"""
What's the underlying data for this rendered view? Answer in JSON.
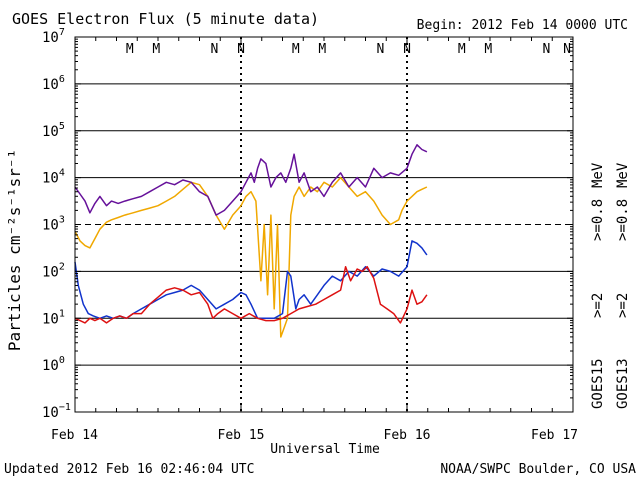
{
  "chart_data": {
    "type": "line",
    "title": "GOES Electron Flux (5 minute data)",
    "begin_label": "Begin: 2012 Feb 14 0000 UTC",
    "xlabel": "Universal Time",
    "ylabel": "Particles cm⁻²s⁻¹sr⁻¹",
    "x_unit": "days since 2012 Feb 14 0000 UTC",
    "xlim": [
      0,
      3
    ],
    "ylim_log10": [
      -1,
      7
    ],
    "x_ticks": [
      {
        "x": 0,
        "label": "Feb 14"
      },
      {
        "x": 1,
        "label": "Feb 15"
      },
      {
        "x": 2,
        "label": "Feb 16"
      },
      {
        "x": 3,
        "label": "Feb 17"
      }
    ],
    "y_ticks": [
      {
        "exp": 7,
        "label": "10",
        "sup": "7"
      },
      {
        "exp": 6,
        "label": "10",
        "sup": "6"
      },
      {
        "exp": 5,
        "label": "10",
        "sup": "5"
      },
      {
        "exp": 4,
        "label": "10",
        "sup": "4"
      },
      {
        "exp": 3,
        "label": "10",
        "sup": "3"
      },
      {
        "exp": 2,
        "label": "10",
        "sup": "2"
      },
      {
        "exp": 1,
        "label": "10",
        "sup": "1"
      },
      {
        "exp": 0,
        "label": "10",
        "sup": "0"
      },
      {
        "exp": -1,
        "label": "10",
        "sup": "−1"
      }
    ],
    "threshold_log10": 3,
    "markers": [
      {
        "x": 0.33,
        "label": "M",
        "color": "#cc2222"
      },
      {
        "x": 0.49,
        "label": "M",
        "color": "#2244aa"
      },
      {
        "x": 0.84,
        "label": "N",
        "color": "#cc2222"
      },
      {
        "x": 1.0,
        "label": "N",
        "color": "#2244aa"
      },
      {
        "x": 1.33,
        "label": "M",
        "color": "#cc2222"
      },
      {
        "x": 1.49,
        "label": "M",
        "color": "#2244aa"
      },
      {
        "x": 1.84,
        "label": "N",
        "color": "#cc2222"
      },
      {
        "x": 2.0,
        "label": "N",
        "color": "#2244aa"
      },
      {
        "x": 2.33,
        "label": "M",
        "color": "#cc2222"
      },
      {
        "x": 2.49,
        "label": "M",
        "color": "#2244aa"
      },
      {
        "x": 2.84,
        "label": "N",
        "color": "#cc2222"
      },
      {
        "x": 3.0,
        "label": "N",
        "color": "#2244aa"
      }
    ],
    "legend_position": "right",
    "series": [
      {
        "name": "GOES13 >=0.8 MeV",
        "satellite": "GOES13",
        "energy": ">=0.8 MeV",
        "color": "#f0a800",
        "log10_points": [
          [
            0.0,
            2.85
          ],
          [
            0.03,
            2.65
          ],
          [
            0.06,
            2.55
          ],
          [
            0.09,
            2.5
          ],
          [
            0.12,
            2.7
          ],
          [
            0.15,
            2.9
          ],
          [
            0.19,
            3.05
          ],
          [
            0.22,
            3.1
          ],
          [
            0.26,
            3.15
          ],
          [
            0.3,
            3.2
          ],
          [
            0.35,
            3.25
          ],
          [
            0.4,
            3.3
          ],
          [
            0.45,
            3.35
          ],
          [
            0.5,
            3.4
          ],
          [
            0.55,
            3.5
          ],
          [
            0.6,
            3.6
          ],
          [
            0.65,
            3.75
          ],
          [
            0.7,
            3.9
          ],
          [
            0.75,
            3.85
          ],
          [
            0.8,
            3.6
          ],
          [
            0.85,
            3.2
          ],
          [
            0.9,
            2.9
          ],
          [
            0.95,
            3.2
          ],
          [
            1.0,
            3.4
          ],
          [
            1.03,
            3.6
          ],
          [
            1.06,
            3.7
          ],
          [
            1.09,
            3.5
          ],
          [
            1.12,
            1.8
          ],
          [
            1.14,
            3.0
          ],
          [
            1.16,
            1.5
          ],
          [
            1.18,
            3.2
          ],
          [
            1.2,
            1.2
          ],
          [
            1.22,
            3.0
          ],
          [
            1.24,
            0.6
          ],
          [
            1.26,
            0.8
          ],
          [
            1.28,
            1.0
          ],
          [
            1.3,
            3.2
          ],
          [
            1.32,
            3.6
          ],
          [
            1.35,
            3.8
          ],
          [
            1.38,
            3.6
          ],
          [
            1.42,
            3.8
          ],
          [
            1.46,
            3.7
          ],
          [
            1.5,
            3.9
          ],
          [
            1.55,
            3.8
          ],
          [
            1.6,
            4.0
          ],
          [
            1.65,
            3.8
          ],
          [
            1.7,
            3.6
          ],
          [
            1.75,
            3.7
          ],
          [
            1.8,
            3.5
          ],
          [
            1.85,
            3.2
          ],
          [
            1.9,
            3.0
          ],
          [
            1.95,
            3.1
          ],
          [
            1.97,
            3.3
          ],
          [
            2.0,
            3.5
          ],
          [
            2.03,
            3.6
          ],
          [
            2.06,
            3.7
          ],
          [
            2.09,
            3.75
          ],
          [
            2.12,
            3.8
          ]
        ]
      },
      {
        "name": "GOES15 >=0.8 MeV",
        "satellite": "GOES15",
        "energy": ">=0.8 MeV",
        "color": "#66119a",
        "log10_points": [
          [
            0.0,
            3.8
          ],
          [
            0.03,
            3.65
          ],
          [
            0.06,
            3.5
          ],
          [
            0.09,
            3.25
          ],
          [
            0.12,
            3.45
          ],
          [
            0.15,
            3.6
          ],
          [
            0.19,
            3.4
          ],
          [
            0.22,
            3.5
          ],
          [
            0.26,
            3.45
          ],
          [
            0.3,
            3.5
          ],
          [
            0.35,
            3.55
          ],
          [
            0.4,
            3.6
          ],
          [
            0.45,
            3.7
          ],
          [
            0.5,
            3.8
          ],
          [
            0.55,
            3.9
          ],
          [
            0.6,
            3.85
          ],
          [
            0.65,
            3.95
          ],
          [
            0.7,
            3.9
          ],
          [
            0.75,
            3.7
          ],
          [
            0.8,
            3.6
          ],
          [
            0.85,
            3.2
          ],
          [
            0.9,
            3.3
          ],
          [
            0.95,
            3.5
          ],
          [
            1.0,
            3.7
          ],
          [
            1.03,
            3.9
          ],
          [
            1.06,
            4.1
          ],
          [
            1.08,
            3.9
          ],
          [
            1.1,
            4.2
          ],
          [
            1.12,
            4.4
          ],
          [
            1.15,
            4.3
          ],
          [
            1.18,
            3.8
          ],
          [
            1.21,
            4.0
          ],
          [
            1.24,
            4.1
          ],
          [
            1.27,
            3.9
          ],
          [
            1.3,
            4.2
          ],
          [
            1.32,
            4.5
          ],
          [
            1.35,
            3.9
          ],
          [
            1.38,
            4.1
          ],
          [
            1.42,
            3.7
          ],
          [
            1.46,
            3.8
          ],
          [
            1.5,
            3.6
          ],
          [
            1.55,
            3.9
          ],
          [
            1.6,
            4.1
          ],
          [
            1.65,
            3.8
          ],
          [
            1.7,
            4.0
          ],
          [
            1.75,
            3.8
          ],
          [
            1.8,
            4.2
          ],
          [
            1.85,
            4.0
          ],
          [
            1.9,
            4.1
          ],
          [
            1.95,
            4.05
          ],
          [
            2.0,
            4.2
          ],
          [
            2.03,
            4.5
          ],
          [
            2.06,
            4.7
          ],
          [
            2.09,
            4.6
          ],
          [
            2.12,
            4.55
          ]
        ]
      },
      {
        "name": "GOES15 >=2 MeV",
        "satellite": "GOES15",
        "energy": ">=2 MeV",
        "color": "#1133cc",
        "log10_points": [
          [
            0.0,
            2.2
          ],
          [
            0.02,
            1.7
          ],
          [
            0.05,
            1.3
          ],
          [
            0.08,
            1.1
          ],
          [
            0.11,
            1.05
          ],
          [
            0.15,
            1.0
          ],
          [
            0.19,
            1.05
          ],
          [
            0.23,
            1.0
          ],
          [
            0.27,
            1.05
          ],
          [
            0.31,
            1.0
          ],
          [
            0.35,
            1.1
          ],
          [
            0.4,
            1.2
          ],
          [
            0.45,
            1.3
          ],
          [
            0.5,
            1.4
          ],
          [
            0.55,
            1.5
          ],
          [
            0.6,
            1.55
          ],
          [
            0.65,
            1.6
          ],
          [
            0.7,
            1.7
          ],
          [
            0.75,
            1.6
          ],
          [
            0.8,
            1.4
          ],
          [
            0.85,
            1.2
          ],
          [
            0.9,
            1.3
          ],
          [
            0.95,
            1.4
          ],
          [
            1.0,
            1.55
          ],
          [
            1.03,
            1.5
          ],
          [
            1.06,
            1.3
          ],
          [
            1.1,
            1.0
          ],
          [
            1.15,
            1.0
          ],
          [
            1.2,
            1.0
          ],
          [
            1.25,
            1.1
          ],
          [
            1.28,
            2.0
          ],
          [
            1.3,
            1.9
          ],
          [
            1.33,
            1.2
          ],
          [
            1.35,
            1.4
          ],
          [
            1.38,
            1.5
          ],
          [
            1.42,
            1.3
          ],
          [
            1.46,
            1.5
          ],
          [
            1.5,
            1.7
          ],
          [
            1.55,
            1.9
          ],
          [
            1.6,
            1.8
          ],
          [
            1.65,
            2.0
          ],
          [
            1.7,
            1.9
          ],
          [
            1.75,
            2.1
          ],
          [
            1.8,
            1.9
          ],
          [
            1.85,
            2.05
          ],
          [
            1.9,
            2.0
          ],
          [
            1.95,
            1.9
          ],
          [
            2.0,
            2.1
          ],
          [
            2.03,
            2.65
          ],
          [
            2.06,
            2.6
          ],
          [
            2.09,
            2.5
          ],
          [
            2.12,
            2.35
          ]
        ]
      },
      {
        "name": "GOES13 >=2 MeV",
        "satellite": "GOES13",
        "energy": ">=2 MeV",
        "color": "#dd1111",
        "log10_points": [
          [
            0.0,
            1.0
          ],
          [
            0.03,
            0.95
          ],
          [
            0.06,
            0.9
          ],
          [
            0.09,
            1.0
          ],
          [
            0.12,
            0.95
          ],
          [
            0.15,
            1.0
          ],
          [
            0.19,
            0.9
          ],
          [
            0.23,
            1.0
          ],
          [
            0.27,
            1.05
          ],
          [
            0.31,
            1.0
          ],
          [
            0.35,
            1.1
          ],
          [
            0.4,
            1.1
          ],
          [
            0.45,
            1.3
          ],
          [
            0.5,
            1.45
          ],
          [
            0.55,
            1.6
          ],
          [
            0.6,
            1.65
          ],
          [
            0.65,
            1.6
          ],
          [
            0.7,
            1.5
          ],
          [
            0.75,
            1.55
          ],
          [
            0.8,
            1.3
          ],
          [
            0.83,
            1.0
          ],
          [
            0.86,
            1.1
          ],
          [
            0.9,
            1.2
          ],
          [
            0.95,
            1.1
          ],
          [
            1.0,
            1.0
          ],
          [
            1.05,
            1.1
          ],
          [
            1.1,
            1.0
          ],
          [
            1.15,
            0.95
          ],
          [
            1.2,
            0.95
          ],
          [
            1.25,
            1.0
          ],
          [
            1.3,
            1.1
          ],
          [
            1.35,
            1.2
          ],
          [
            1.4,
            1.25
          ],
          [
            1.45,
            1.3
          ],
          [
            1.5,
            1.4
          ],
          [
            1.55,
            1.5
          ],
          [
            1.6,
            1.6
          ],
          [
            1.63,
            2.1
          ],
          [
            1.66,
            1.8
          ],
          [
            1.7,
            2.05
          ],
          [
            1.73,
            2.0
          ],
          [
            1.76,
            2.1
          ],
          [
            1.8,
            1.85
          ],
          [
            1.84,
            1.3
          ],
          [
            1.88,
            1.2
          ],
          [
            1.92,
            1.1
          ],
          [
            1.96,
            0.9
          ],
          [
            2.0,
            1.2
          ],
          [
            2.03,
            1.6
          ],
          [
            2.06,
            1.3
          ],
          [
            2.09,
            1.35
          ],
          [
            2.12,
            1.5
          ]
        ]
      }
    ],
    "legend": {
      "goes15": "GOES15",
      "goes13": "GOES13",
      "label_2mev": ">=2",
      "label_08mev": ">=0.8",
      "unit": "MeV",
      "colors": {
        "goes15_2mev": "#1133cc",
        "goes15_08mev": "#66119a",
        "goes13_2mev": "#dd1111",
        "goes13_08mev": "#f0a800"
      }
    }
  },
  "footer": {
    "updated": "Updated 2012 Feb 16 02:46:04 UTC",
    "source": "NOAA/SWPC Boulder, CO USA"
  }
}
"""
**Problem:**
Copy every line in the records above that contains the word "name".

**Output for this exercise:**
        "name": "GOES13 >=0.8 MeV",
        "name": "GOES15 >=0.8 MeV",
        "name": "GOES15 >=2 MeV",
        "name": "GOES13 >=2 MeV",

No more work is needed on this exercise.